= SET TASK =
Identify each line holding the string "other" and copy it.

= RECORDS TO USE =
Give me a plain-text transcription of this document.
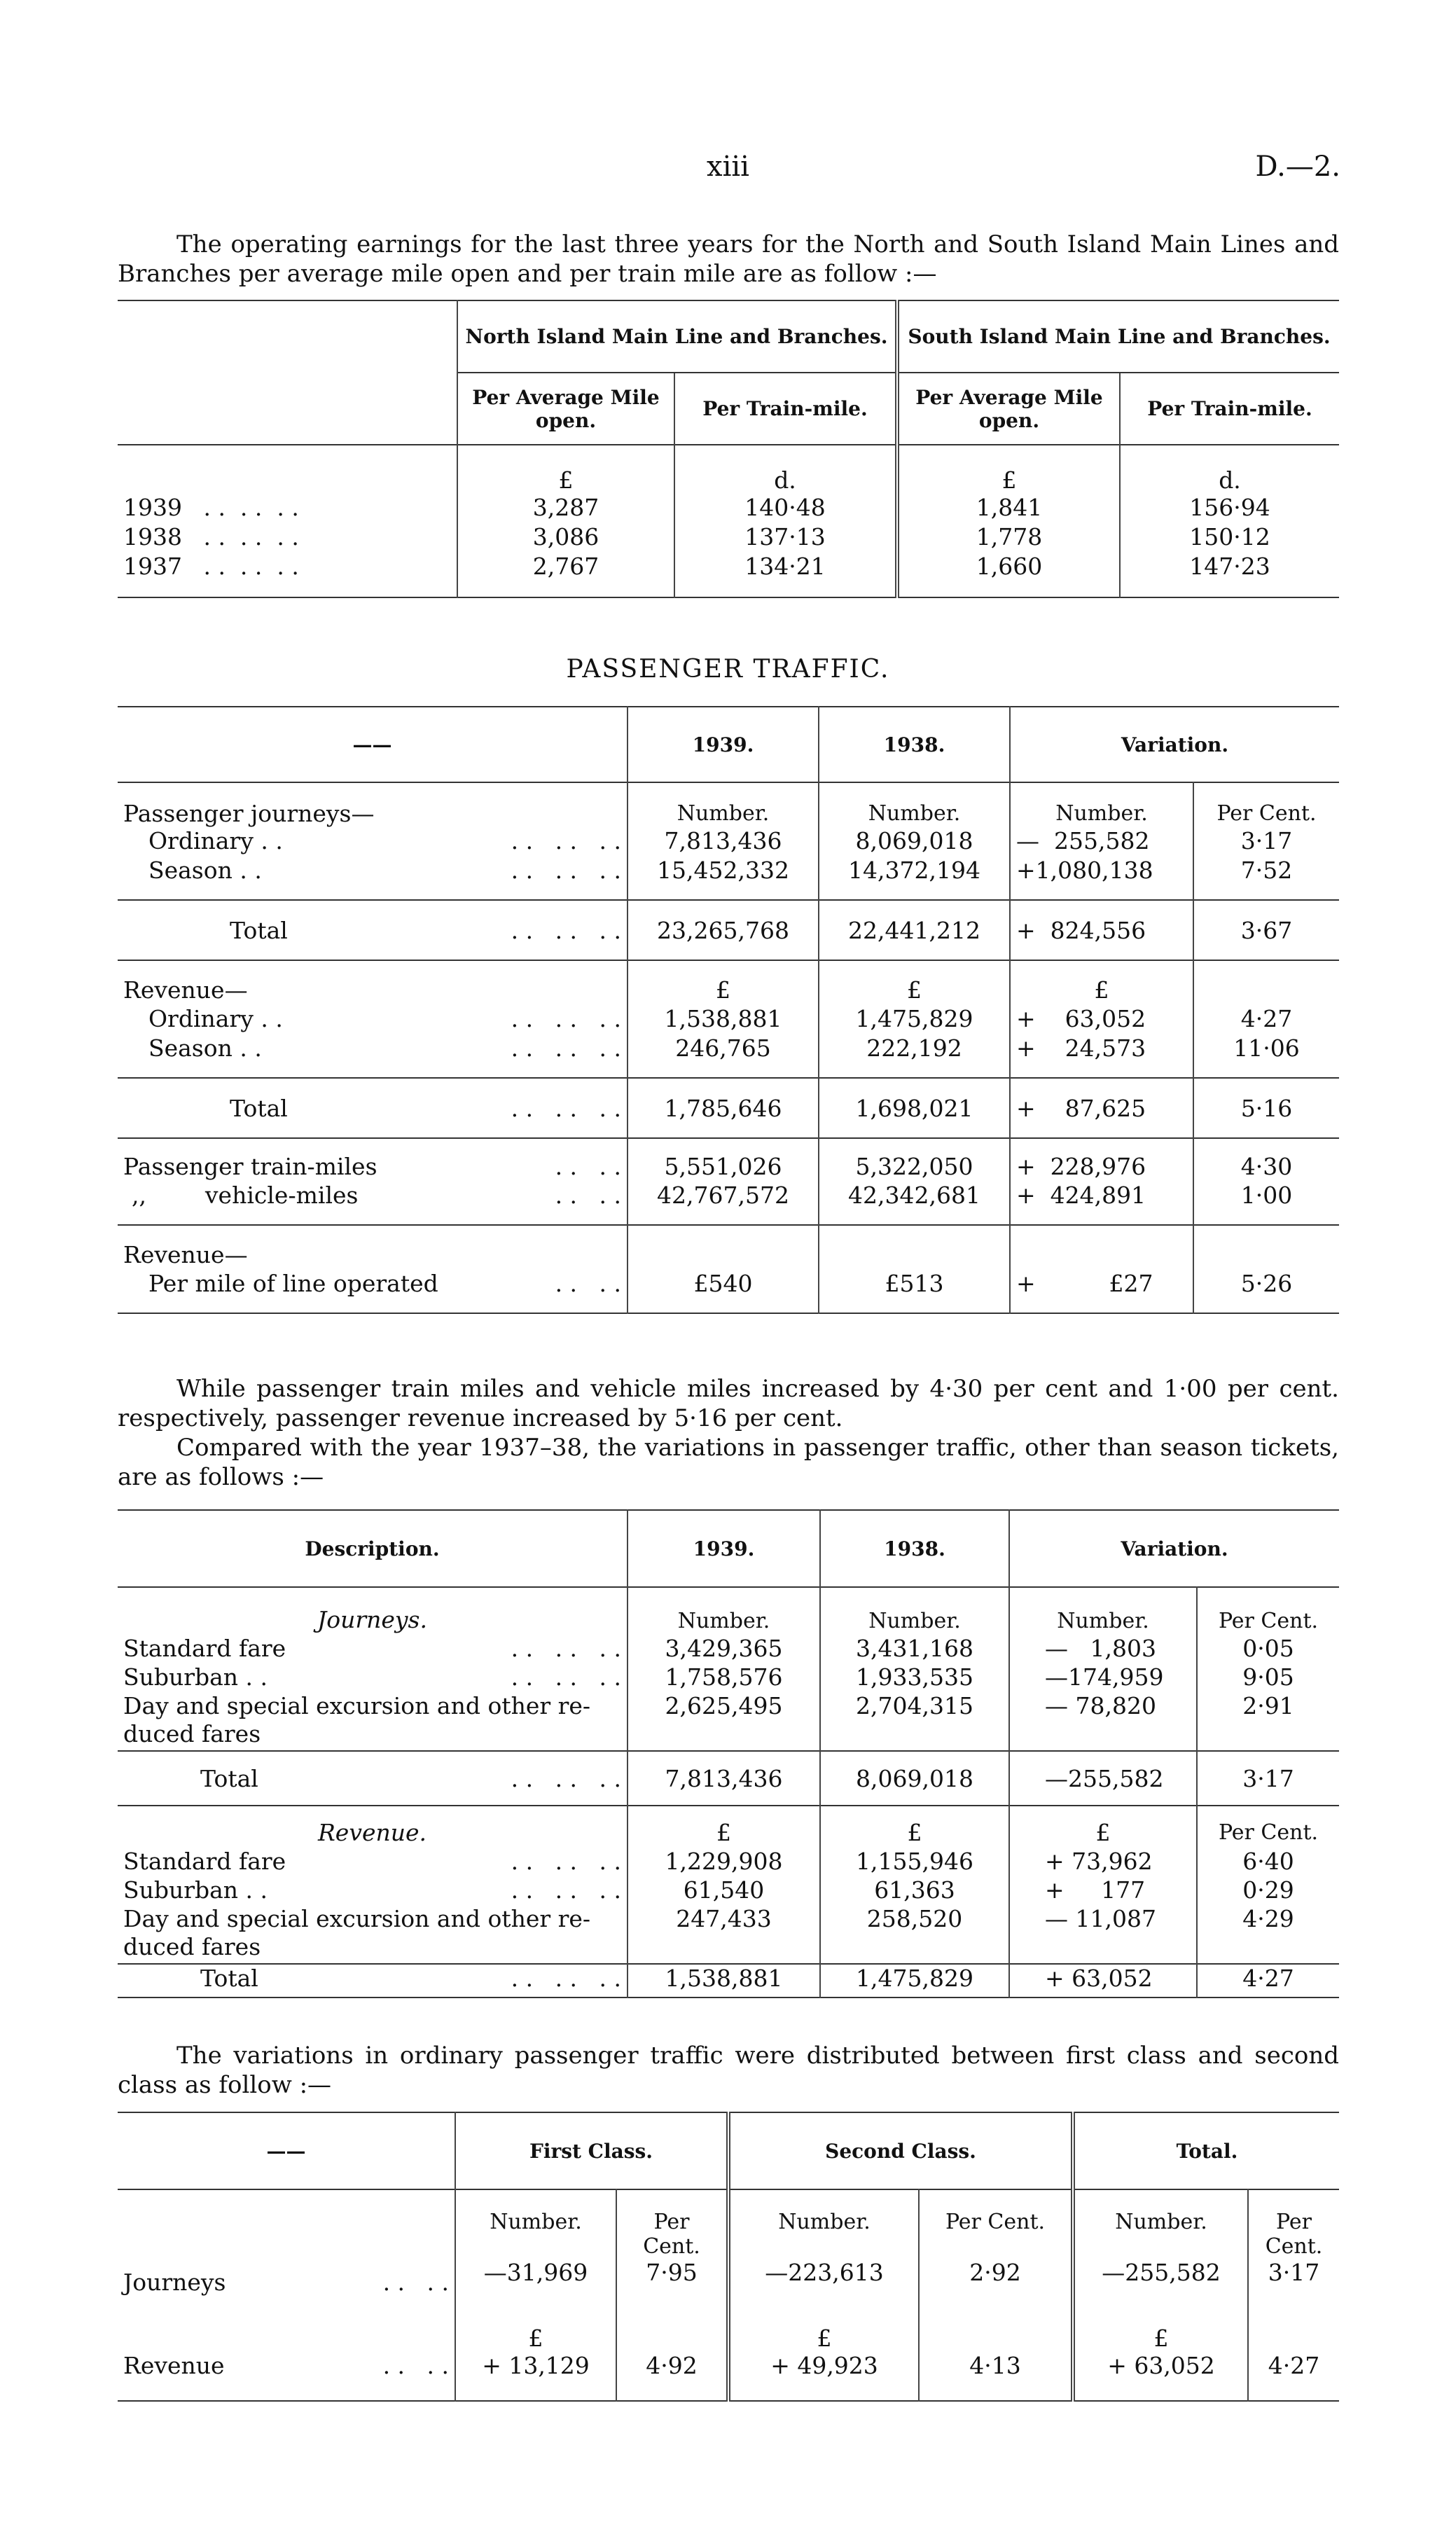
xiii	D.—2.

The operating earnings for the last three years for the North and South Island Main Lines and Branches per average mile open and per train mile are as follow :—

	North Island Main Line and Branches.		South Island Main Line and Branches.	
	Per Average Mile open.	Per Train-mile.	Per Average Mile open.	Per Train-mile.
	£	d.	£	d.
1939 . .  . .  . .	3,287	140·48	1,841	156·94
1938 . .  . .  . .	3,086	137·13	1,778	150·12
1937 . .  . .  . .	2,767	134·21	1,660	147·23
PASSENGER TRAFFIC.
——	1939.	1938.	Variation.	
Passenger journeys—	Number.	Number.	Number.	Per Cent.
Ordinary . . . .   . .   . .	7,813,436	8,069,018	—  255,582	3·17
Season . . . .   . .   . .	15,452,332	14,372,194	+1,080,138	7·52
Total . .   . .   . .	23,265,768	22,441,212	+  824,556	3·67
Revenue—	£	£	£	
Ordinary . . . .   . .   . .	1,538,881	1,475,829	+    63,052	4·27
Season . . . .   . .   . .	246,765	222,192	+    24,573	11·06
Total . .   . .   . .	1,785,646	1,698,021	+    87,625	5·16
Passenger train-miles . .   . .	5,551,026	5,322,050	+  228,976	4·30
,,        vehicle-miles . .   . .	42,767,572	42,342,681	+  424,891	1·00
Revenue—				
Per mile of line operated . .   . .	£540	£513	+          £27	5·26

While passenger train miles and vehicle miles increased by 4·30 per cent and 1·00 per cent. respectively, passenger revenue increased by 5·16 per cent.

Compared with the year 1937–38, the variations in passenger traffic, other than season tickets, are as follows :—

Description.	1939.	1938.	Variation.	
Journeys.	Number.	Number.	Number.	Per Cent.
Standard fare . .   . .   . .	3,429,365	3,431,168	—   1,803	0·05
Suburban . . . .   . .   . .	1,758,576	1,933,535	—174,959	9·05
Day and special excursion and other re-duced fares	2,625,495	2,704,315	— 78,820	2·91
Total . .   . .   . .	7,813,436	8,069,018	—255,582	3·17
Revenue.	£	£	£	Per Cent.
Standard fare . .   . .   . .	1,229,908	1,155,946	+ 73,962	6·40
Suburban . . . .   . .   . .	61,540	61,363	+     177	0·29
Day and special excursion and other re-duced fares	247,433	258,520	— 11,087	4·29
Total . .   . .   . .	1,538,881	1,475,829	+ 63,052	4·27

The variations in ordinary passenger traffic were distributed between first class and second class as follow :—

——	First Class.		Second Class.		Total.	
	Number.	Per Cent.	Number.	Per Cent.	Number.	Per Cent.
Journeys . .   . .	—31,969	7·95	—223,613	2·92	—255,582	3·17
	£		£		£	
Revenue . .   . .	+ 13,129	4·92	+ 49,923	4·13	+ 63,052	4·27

==

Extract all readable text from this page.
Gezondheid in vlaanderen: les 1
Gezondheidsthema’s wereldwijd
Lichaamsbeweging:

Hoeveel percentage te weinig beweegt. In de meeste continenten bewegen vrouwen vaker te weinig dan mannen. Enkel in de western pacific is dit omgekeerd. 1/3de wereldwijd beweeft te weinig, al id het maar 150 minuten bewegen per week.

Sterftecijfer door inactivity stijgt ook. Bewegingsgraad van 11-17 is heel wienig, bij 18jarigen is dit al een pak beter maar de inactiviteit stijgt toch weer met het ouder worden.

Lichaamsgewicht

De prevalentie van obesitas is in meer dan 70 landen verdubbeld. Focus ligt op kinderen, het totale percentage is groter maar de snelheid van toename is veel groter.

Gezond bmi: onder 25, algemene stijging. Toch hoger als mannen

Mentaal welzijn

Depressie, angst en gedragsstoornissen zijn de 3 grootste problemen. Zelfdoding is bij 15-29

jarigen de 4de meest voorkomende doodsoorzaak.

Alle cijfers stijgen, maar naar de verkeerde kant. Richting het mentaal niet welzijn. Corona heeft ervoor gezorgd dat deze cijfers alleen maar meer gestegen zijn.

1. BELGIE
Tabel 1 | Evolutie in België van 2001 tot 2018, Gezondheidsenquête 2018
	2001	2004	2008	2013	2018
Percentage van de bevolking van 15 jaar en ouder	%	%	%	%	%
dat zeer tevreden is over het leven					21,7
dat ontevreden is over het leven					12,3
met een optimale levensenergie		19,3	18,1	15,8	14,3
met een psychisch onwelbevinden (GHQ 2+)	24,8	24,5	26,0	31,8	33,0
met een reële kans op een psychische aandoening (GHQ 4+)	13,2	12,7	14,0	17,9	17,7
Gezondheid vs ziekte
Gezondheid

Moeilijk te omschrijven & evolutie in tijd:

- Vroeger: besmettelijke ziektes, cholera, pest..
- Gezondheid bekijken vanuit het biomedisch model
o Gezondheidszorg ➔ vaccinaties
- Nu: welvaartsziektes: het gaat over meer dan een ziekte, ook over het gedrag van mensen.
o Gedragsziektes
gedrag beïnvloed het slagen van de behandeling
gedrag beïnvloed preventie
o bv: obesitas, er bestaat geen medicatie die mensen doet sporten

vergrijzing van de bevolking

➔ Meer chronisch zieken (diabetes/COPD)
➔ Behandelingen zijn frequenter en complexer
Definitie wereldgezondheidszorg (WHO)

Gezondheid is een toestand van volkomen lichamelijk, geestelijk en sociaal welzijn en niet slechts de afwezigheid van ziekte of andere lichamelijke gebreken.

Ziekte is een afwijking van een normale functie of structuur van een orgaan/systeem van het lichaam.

= EXPECTED ANSWER =
Compared with the year 1937–38, the variations in passenger traffic, other than season tickets, are as follows :—
Day and special excursion and other re-duced fares	2,625,495	2,704,315	— 78,820	2·91
Day and special excursion and other re-duced fares	247,433	258,520	— 11,087	4·29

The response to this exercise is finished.